**WHAT THIS TASK INVOLVES**
All of the data below should be written out exactly.

══════

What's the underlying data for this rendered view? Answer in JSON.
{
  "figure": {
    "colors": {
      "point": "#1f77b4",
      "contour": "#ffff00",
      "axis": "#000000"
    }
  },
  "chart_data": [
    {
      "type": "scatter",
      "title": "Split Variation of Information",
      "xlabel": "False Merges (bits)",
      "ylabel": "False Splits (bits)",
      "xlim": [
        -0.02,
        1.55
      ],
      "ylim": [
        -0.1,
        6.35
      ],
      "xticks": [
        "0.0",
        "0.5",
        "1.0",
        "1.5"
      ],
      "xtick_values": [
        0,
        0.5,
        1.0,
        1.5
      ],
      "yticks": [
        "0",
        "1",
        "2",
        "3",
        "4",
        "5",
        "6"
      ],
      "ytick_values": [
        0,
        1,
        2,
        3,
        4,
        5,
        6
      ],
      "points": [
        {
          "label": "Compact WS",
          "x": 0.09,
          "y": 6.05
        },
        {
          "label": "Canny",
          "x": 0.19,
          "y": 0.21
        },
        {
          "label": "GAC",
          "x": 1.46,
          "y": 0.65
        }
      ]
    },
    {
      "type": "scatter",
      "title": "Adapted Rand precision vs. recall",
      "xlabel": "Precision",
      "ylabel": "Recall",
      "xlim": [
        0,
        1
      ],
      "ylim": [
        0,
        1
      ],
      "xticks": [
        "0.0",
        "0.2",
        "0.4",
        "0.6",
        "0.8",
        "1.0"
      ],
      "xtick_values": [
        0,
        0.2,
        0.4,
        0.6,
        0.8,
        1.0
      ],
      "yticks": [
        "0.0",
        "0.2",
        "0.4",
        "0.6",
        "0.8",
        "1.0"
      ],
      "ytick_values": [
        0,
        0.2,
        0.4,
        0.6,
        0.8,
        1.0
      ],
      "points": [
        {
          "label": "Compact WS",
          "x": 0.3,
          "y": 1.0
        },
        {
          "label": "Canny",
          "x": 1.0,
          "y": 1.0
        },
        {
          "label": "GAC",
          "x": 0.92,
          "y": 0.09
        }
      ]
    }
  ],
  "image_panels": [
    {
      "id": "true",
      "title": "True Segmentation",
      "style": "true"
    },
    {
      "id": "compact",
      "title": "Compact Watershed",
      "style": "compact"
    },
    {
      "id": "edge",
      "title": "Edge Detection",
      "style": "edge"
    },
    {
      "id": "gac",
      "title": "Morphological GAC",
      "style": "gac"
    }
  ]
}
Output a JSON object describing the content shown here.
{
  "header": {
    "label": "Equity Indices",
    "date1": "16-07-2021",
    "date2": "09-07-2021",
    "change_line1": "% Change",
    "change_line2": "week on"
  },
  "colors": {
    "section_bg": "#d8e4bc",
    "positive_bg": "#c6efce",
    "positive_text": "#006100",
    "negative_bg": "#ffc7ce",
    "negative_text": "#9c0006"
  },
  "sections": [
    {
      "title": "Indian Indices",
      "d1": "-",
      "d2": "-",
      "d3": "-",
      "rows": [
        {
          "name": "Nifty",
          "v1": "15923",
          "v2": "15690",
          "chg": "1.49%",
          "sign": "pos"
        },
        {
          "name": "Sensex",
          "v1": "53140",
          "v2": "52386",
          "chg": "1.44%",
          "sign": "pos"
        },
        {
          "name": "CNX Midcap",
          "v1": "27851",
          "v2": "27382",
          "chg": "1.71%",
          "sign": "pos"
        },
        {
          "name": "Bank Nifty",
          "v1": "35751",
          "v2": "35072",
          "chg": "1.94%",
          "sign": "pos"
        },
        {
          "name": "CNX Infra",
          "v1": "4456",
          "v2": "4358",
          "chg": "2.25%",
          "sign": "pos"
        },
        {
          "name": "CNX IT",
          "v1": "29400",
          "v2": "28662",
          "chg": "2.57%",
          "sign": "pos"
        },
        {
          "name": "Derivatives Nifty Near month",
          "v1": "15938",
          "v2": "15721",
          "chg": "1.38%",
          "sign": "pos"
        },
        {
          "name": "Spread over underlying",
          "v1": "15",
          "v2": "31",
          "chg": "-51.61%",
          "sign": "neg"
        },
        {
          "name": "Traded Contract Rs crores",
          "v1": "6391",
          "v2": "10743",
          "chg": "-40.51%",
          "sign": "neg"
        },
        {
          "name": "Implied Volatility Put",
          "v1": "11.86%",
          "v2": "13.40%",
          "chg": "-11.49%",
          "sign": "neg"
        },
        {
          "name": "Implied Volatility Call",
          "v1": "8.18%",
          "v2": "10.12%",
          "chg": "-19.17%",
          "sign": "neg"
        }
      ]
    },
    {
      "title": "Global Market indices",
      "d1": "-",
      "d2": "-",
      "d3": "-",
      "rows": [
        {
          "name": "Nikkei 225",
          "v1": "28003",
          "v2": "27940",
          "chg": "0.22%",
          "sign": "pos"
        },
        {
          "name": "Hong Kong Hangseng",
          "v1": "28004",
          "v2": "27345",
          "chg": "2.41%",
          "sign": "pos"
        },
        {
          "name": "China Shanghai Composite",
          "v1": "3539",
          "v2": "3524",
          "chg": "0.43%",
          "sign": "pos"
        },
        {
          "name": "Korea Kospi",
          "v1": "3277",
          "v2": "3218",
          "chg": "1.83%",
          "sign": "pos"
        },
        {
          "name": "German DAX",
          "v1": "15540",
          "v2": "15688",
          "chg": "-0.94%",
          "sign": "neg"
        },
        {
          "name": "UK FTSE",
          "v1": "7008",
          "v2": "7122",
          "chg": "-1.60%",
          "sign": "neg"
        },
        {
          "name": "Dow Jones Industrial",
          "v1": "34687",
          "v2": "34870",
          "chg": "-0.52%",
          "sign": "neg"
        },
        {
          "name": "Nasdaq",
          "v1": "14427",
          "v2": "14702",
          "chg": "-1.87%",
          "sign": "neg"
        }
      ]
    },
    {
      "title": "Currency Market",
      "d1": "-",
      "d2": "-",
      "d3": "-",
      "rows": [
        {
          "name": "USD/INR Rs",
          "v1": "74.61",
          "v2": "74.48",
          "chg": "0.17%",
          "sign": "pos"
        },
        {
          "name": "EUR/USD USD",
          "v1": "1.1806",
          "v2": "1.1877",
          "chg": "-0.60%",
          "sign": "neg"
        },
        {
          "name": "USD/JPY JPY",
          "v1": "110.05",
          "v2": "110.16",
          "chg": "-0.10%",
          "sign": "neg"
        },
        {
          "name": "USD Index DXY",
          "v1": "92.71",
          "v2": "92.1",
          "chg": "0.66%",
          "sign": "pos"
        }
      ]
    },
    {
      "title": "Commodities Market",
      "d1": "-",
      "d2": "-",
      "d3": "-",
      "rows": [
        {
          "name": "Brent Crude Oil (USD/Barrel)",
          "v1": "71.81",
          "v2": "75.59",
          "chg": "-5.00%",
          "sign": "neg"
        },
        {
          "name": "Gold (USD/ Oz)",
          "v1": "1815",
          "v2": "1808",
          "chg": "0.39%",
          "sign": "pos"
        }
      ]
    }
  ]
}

══════

**EXPECTED OUTPUT**
What's the underlying data for this rendered view? Answer in JSON.
{
  "figure": {
    "colors": {
      "point": "#1f77b4",
      "contour": "#ffff00",
      "axis": "#000000"
    }
  },
  "chart_data": [
    {
      "type": "scatter",
      "title": "Split Variation of Information",
      "xlabel": "False Merges (bits)",
      "ylabel": "False Splits (bits)",
      "xlim": [
        -0.02,
        1.55
      ],
      "ylim": [
        -0.1,
        6.35
      ],
      "xticks": [
        "0.0",
        "0.5",
        "1.0",
        "1.5"
      ],
      "xtick_values": [
        0,
        0.5,
        1.0,
        1.5
      ],
      "yticks": [
        "0",
        "1",
        "2",
        "3",
        "4",
        "5",
        "6"
      ],
      "ytick_values": [
        0,
        1,
        2,
        3,
        4,
        5,
        6
      ],
      "points": [
        {
          "label": "Compact WS",
          "x": 0.09,
          "y": 6.05
        },
        {
          "label": "Canny",
          "x": 0.19,
          "y": 0.21
        },
        {
          "label": "GAC",
          "x": 1.46,
          "y": 0.65
        }
      ]
    },
    {
      "type": "scatter",
      "title": "Adapted Rand precision vs. recall",
      "xlabel": "Precision",
      "ylabel": "Recall",
      "xlim": [
        0,
        1
      ],
      "ylim": [
        0,
        1
      ],
      "xticks": [
        "0.0",
        "0.2",
        "0.4",
        "0.6",
        "0.8",
        "1.0"
      ],
      "xtick_values": [
        0,
        0.2,
        0.4,
        0.6,
        0.8,
        1.0
      ],
      "yticks": [
        "0.0",
        "0.2",
        "0.4",
        "0.6",
        "0.8",
        "1.0"
      ],
      "ytick_values": [
        0,
        0.2,
        0.4,
        0.6,
        0.8,
        1.0
      ],
      "points": [
        {
          "label": "Compact WS",
          "x": 0.3,
          "y": 1.0
        },
        {
          "label": "Canny",
          "x": 1.0,
          "y": 1.0
        },
        {
          "label": "GAC",
          "x": 0.92,
          "y": 0.09
        }
      ]
    }
  ],
  "image_panels": [
    {
      "id": "true",
      "title": "True Segmentation",
      "style": "true"
    },
    {
      "id": "compact",
      "title": "Compact Watershed",
      "style": "compact"
    },
    {
      "id": "edge",
      "title": "Edge Detection",
      "style": "edge"
    },
    {
      "id": "gac",
      "title": "Morphological GAC",
      "style": "gac"
    }
  ]
}
Output a JSON object describing the content shown here.
{
  "header": {
    "label": "Equity Indices",
    "date1": "16-07-2021",
    "date2": "09-07-2021",
    "change_line1": "% Change",
    "change_line2": "week on"
  },
  "colors": {
    "section_bg": "#d8e4bc",
    "positive_bg": "#c6efce",
    "positive_text": "#006100",
    "negative_bg": "#ffc7ce",
    "negative_text": "#9c0006"
  },
  "sections": [
    {
      "title": "Indian Indices",
      "d1": "-",
      "d2": "-",
      "d3": "-",
      "rows": [
        {
          "name": "Nifty",
          "v1": "15923",
          "v2": "15690",
          "chg": "1.49%",
          "sign": "pos"
        },
        {
          "name": "Sensex",
          "v1": "53140",
          "v2": "52386",
          "chg": "1.44%",
          "sign": "pos"
        },
        {
          "name": "CNX Midcap",
          "v1": "27851",
          "v2": "27382",
          "chg": "1.71%",
          "sign": "pos"
        },
        {
          "name": "Bank Nifty",
          "v1": "35751",
          "v2": "35072",
          "chg": "1.94%",
          "sign": "pos"
        },
        {
          "name": "CNX Infra",
          "v1": "4456",
          "v2": "4358",
          "chg": "2.25%",
          "sign": "pos"
        },
        {
          "name": "CNX IT",
          "v1": "29400",
          "v2": "28662",
          "chg": "2.57%",
          "sign": "pos"
        },
        {
          "name": "Derivatives Nifty Near month",
          "v1": "15938",
          "v2": "15721",
          "chg": "1.38%",
          "sign": "pos"
        },
        {
          "name": "Spread over underlying",
          "v1": "15",
          "v2": "31",
          "chg": "-51.61%",
          "sign": "neg"
        },
        {
          "name": "Traded Contract Rs crores",
          "v1": "6391",
          "v2": "10743",
          "chg": "-40.51%",
          "sign": "neg"
        },
        {
          "name": "Implied Volatility Put",
          "v1": "11.86%",
          "v2": "13.40%",
          "chg": "-11.49%",
          "sign": "neg"
        },
        {
          "name": "Implied Volatility Call",
          "v1": "8.18%",
          "v2": "10.12%",
          "chg": "-19.17%",
          "sign": "neg"
        }
      ]
    },
    {
      "title": "Global Market indices",
      "d1": "-",
      "d2": "-",
      "d3": "-",
      "rows": [
        {
          "name": "Nikkei 225",
          "v1": "28003",
          "v2": "27940",
          "chg": "0.22%",
          "sign": "pos"
        },
        {
          "name": "Hong Kong Hangseng",
          "v1": "28004",
          "v2": "27345",
          "chg": "2.41%",
          "sign": "pos"
        },
        {
          "name": "China Shanghai Composite",
          "v1": "3539",
          "v2": "3524",
          "chg": "0.43%",
          "sign": "pos"
        },
        {
          "name": "Korea Kospi",
          "v1": "3277",
          "v2": "3218",
          "chg": "1.83%",
          "sign": "pos"
        },
        {
          "name": "German DAX",
          "v1": "15540",
          "v2": "15688",
          "chg": "-0.94%",
          "sign": "neg"
        },
        {
          "name": "UK FTSE",
          "v1": "7008",
          "v2": "7122",
          "chg": "-1.60%",
          "sign": "neg"
        },
        {
          "name": "Dow Jones Industrial",
          "v1": "34687",
          "v2": "34870",
          "chg": "-0.52%",
          "sign": "neg"
        },
        {
          "name": "Nasdaq",
          "v1": "14427",
          "v2": "14702",
          "chg": "-1.87%",
          "sign": "neg"
        }
      ]
    },
    {
      "title": "Currency Market",
      "d1": "-",
      "d2": "-",
      "d3": "-",
      "rows": [
        {
          "name": "USD/INR Rs",
          "v1": "74.61",
          "v2": "74.48",
          "chg": "0.17%",
          "sign": "pos"
        },
        {
          "name": "EUR/USD USD",
          "v1": "1.1806",
          "v2": "1.1877",
          "chg": "-0.60%",
          "sign": "neg"
        },
        {
          "name": "USD/JPY JPY",
          "v1": "110.05",
          "v2": "110.16",
          "chg": "-0.10%",
          "sign": "neg"
        },
        {
          "name": "USD Index DXY",
          "v1": "92.71",
          "v2": "92.1",
          "chg": "0.66%",
          "sign": "pos"
        }
      ]
    },
    {
      "title": "Commodities Market",
      "d1": "-",
      "d2": "-",
      "d3": "-",
      "rows": [
        {
          "name": "Brent Crude Oil (USD/Barrel)",
          "v1": "71.81",
          "v2": "75.59",
          "chg": "-5.00%",
          "sign": "neg"
        },
        {
          "name": "Gold (USD/ Oz)",
          "v1": "1815",
          "v2": "1808",
          "chg": "0.39%",
          "sign": "pos"
        }
      ]
    }
  ]
}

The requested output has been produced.